THE RECORDS
********
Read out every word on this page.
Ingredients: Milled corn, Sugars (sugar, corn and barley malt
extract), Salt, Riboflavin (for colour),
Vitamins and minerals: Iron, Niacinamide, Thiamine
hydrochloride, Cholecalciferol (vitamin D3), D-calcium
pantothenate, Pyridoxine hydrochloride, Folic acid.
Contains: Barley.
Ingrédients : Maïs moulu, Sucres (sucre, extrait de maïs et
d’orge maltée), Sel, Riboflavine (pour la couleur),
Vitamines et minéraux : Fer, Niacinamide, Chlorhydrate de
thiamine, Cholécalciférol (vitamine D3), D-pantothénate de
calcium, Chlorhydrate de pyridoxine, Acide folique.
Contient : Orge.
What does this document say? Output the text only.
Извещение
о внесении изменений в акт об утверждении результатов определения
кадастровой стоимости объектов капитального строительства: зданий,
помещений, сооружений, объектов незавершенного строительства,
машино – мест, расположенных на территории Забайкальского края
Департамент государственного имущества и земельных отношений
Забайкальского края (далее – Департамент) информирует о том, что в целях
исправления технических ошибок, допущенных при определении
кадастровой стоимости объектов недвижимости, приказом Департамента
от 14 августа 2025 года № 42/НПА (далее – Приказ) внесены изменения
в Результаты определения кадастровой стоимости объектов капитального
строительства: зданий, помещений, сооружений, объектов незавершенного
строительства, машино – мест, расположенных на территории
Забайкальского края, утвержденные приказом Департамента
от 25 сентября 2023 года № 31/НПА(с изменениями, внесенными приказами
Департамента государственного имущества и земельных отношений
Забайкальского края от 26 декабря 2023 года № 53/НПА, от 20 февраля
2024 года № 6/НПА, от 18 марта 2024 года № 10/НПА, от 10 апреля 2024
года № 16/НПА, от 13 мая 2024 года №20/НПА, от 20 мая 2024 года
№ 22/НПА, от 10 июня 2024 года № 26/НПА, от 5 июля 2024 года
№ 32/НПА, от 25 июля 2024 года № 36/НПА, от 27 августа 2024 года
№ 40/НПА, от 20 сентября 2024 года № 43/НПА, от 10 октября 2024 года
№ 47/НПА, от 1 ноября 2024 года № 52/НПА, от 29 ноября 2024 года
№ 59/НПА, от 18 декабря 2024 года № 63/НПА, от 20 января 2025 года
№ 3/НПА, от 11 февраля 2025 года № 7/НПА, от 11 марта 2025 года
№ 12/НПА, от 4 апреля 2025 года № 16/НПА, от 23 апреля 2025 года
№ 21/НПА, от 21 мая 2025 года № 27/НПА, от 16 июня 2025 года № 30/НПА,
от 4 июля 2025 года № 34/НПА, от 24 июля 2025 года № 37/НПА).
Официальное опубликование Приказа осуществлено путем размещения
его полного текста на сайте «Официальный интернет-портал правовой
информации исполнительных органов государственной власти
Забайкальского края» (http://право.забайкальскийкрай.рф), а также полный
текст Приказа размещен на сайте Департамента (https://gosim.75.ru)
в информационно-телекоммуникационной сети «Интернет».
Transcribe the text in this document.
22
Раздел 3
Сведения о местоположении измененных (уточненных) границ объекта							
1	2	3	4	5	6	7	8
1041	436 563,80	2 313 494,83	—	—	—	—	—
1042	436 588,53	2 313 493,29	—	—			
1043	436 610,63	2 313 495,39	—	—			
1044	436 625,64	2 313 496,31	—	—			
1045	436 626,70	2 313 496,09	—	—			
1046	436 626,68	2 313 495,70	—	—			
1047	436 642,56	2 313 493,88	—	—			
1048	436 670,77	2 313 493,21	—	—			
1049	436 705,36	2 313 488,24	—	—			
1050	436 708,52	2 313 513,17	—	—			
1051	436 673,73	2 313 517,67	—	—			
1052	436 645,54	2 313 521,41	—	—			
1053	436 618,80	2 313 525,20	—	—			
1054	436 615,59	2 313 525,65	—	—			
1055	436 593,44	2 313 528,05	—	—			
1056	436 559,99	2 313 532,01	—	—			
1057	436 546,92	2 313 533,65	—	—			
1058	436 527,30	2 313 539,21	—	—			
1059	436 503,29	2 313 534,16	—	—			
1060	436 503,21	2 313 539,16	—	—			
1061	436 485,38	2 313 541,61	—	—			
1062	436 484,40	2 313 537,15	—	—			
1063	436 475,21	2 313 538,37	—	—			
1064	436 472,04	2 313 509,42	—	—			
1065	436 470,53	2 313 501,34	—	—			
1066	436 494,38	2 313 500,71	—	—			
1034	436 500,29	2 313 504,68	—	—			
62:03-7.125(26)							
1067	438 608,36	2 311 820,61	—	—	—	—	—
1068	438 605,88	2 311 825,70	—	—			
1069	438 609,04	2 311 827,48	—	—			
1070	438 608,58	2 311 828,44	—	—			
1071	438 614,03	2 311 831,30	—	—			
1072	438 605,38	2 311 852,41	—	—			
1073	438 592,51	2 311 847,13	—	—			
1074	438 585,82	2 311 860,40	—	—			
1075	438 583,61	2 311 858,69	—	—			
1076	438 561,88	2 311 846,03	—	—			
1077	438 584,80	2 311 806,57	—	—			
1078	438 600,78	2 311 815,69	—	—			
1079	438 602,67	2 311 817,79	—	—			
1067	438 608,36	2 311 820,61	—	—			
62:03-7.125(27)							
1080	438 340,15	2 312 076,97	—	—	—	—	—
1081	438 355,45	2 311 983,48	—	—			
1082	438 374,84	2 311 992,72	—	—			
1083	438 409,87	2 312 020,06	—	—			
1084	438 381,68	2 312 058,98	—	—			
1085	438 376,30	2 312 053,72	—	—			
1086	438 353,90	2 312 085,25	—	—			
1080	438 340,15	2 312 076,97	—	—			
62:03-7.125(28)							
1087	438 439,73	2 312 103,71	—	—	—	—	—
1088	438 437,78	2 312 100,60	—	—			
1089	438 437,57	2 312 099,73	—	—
********
TASK DETAILS
Search the lines above for the string "строительства", then show every one that has it.

RESULT OF THIS TASK
кадастровой стоимости объектов капитального строительства: зданий,
помещений, сооружений, объектов незавершенного строительства,
строительства: зданий, помещений, сооружений, объектов незавершенного
строительства, машино – мест, расположенных на территории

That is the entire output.